[Stored items]
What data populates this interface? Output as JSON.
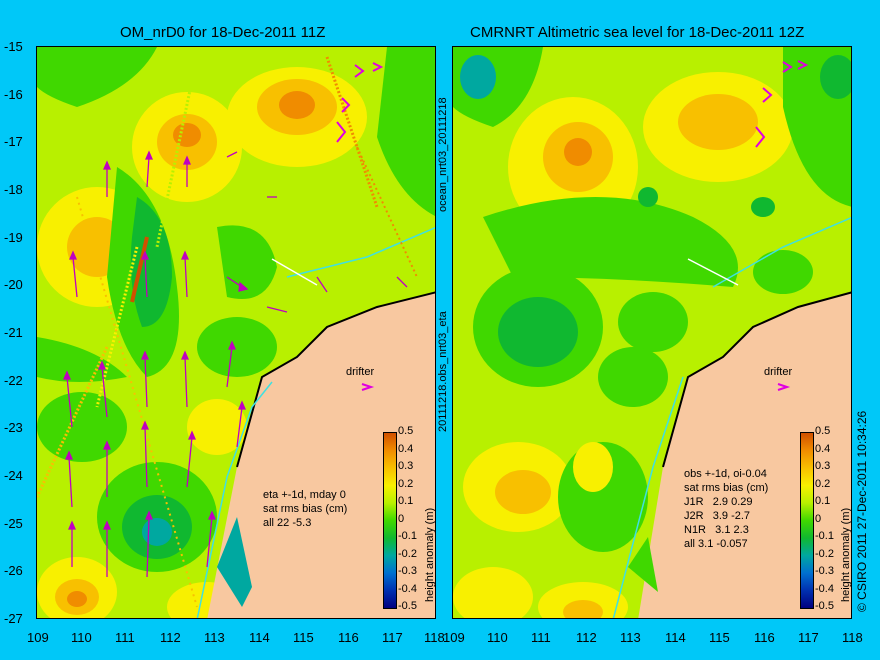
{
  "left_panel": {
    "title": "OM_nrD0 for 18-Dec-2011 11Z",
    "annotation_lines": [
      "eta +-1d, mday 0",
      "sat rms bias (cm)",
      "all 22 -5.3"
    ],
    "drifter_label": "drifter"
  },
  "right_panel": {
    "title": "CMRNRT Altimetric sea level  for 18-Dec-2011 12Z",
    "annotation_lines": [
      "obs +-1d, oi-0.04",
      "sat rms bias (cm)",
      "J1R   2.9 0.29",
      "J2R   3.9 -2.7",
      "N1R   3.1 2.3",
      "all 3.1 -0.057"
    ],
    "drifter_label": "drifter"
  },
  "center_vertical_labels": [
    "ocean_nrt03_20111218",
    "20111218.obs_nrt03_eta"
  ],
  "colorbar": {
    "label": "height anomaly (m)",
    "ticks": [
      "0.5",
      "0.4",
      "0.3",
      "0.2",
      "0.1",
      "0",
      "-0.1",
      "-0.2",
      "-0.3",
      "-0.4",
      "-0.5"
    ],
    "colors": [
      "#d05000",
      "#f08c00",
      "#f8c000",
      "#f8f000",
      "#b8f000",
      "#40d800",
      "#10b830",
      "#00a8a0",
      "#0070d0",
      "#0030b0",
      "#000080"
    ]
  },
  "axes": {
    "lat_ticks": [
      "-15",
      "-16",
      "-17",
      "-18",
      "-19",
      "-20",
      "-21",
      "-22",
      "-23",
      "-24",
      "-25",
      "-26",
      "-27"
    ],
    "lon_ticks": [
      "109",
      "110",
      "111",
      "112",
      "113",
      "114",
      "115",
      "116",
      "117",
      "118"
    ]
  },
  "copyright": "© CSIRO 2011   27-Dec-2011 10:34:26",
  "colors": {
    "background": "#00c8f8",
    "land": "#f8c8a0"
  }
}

* * *

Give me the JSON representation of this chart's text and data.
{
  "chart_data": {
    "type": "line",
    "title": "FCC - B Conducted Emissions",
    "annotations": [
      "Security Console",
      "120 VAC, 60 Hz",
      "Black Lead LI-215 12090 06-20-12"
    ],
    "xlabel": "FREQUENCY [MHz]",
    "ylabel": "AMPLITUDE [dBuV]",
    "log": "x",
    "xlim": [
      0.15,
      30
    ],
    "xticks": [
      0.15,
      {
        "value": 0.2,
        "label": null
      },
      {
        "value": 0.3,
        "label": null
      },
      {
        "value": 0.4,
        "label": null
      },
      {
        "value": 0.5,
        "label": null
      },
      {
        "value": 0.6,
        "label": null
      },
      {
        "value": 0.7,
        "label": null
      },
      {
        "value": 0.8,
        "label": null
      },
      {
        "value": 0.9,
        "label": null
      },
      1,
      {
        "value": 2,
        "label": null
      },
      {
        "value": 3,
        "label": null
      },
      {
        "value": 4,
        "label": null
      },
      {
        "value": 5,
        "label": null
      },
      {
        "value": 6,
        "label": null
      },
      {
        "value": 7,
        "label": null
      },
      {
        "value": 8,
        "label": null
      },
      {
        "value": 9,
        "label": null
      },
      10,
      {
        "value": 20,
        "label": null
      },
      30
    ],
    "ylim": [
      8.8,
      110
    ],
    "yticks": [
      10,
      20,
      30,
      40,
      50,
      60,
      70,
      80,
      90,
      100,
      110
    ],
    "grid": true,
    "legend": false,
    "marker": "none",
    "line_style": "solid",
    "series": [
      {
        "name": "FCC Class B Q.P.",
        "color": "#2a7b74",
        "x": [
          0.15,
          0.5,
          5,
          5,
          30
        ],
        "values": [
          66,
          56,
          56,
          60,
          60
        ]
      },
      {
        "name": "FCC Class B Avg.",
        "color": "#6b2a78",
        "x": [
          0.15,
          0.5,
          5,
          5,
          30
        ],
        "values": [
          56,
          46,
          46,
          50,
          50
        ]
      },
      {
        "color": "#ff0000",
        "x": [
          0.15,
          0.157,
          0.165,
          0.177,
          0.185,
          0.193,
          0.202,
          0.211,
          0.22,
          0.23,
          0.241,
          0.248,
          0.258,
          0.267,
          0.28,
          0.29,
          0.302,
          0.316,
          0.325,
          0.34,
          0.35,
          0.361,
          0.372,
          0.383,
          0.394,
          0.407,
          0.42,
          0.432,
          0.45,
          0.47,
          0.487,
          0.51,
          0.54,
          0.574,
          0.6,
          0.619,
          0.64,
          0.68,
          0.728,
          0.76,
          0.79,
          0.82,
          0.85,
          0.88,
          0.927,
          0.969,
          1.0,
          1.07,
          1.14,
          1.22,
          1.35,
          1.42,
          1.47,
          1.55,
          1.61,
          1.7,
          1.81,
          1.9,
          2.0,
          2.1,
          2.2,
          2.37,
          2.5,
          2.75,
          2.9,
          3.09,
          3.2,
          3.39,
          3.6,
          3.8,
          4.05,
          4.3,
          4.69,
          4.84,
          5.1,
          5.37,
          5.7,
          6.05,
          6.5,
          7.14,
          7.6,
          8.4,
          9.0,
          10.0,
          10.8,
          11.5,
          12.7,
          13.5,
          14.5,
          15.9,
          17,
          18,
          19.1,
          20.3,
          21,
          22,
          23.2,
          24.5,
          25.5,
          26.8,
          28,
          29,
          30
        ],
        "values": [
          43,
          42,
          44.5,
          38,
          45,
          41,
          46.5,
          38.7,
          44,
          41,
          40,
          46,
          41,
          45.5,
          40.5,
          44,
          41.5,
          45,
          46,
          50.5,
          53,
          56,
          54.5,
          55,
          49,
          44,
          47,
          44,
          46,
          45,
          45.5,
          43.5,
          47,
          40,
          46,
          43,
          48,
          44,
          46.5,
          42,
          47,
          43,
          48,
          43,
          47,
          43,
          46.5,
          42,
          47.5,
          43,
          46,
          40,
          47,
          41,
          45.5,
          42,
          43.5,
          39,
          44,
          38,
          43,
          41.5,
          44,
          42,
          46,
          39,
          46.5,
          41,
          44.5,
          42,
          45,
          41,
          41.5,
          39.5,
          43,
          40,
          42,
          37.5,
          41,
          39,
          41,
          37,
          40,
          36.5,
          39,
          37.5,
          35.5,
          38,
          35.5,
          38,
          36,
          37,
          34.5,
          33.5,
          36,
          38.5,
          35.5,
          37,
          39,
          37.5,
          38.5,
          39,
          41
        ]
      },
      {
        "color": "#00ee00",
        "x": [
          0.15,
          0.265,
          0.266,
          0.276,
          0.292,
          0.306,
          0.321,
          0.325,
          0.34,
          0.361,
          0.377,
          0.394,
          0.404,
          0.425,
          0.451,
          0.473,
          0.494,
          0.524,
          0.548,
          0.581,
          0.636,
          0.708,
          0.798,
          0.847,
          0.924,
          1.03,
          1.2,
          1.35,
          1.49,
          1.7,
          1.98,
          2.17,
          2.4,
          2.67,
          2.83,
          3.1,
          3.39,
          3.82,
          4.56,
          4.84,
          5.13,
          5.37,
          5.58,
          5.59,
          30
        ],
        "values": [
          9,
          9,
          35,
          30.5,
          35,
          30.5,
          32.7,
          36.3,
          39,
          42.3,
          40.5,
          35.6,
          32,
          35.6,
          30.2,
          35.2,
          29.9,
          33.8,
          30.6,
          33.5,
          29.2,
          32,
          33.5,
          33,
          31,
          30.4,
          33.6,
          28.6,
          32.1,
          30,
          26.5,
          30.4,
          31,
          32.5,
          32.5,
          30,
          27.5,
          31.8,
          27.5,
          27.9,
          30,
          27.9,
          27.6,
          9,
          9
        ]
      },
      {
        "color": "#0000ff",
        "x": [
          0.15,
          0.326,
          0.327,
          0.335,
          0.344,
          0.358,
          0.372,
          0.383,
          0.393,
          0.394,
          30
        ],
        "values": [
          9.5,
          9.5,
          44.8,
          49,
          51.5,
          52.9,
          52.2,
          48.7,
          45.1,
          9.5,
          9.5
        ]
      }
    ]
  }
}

REQUEST: Provide the number of lines in the entries that include "Class", and no other text.

SOLUTION FOR THIS TASK: 2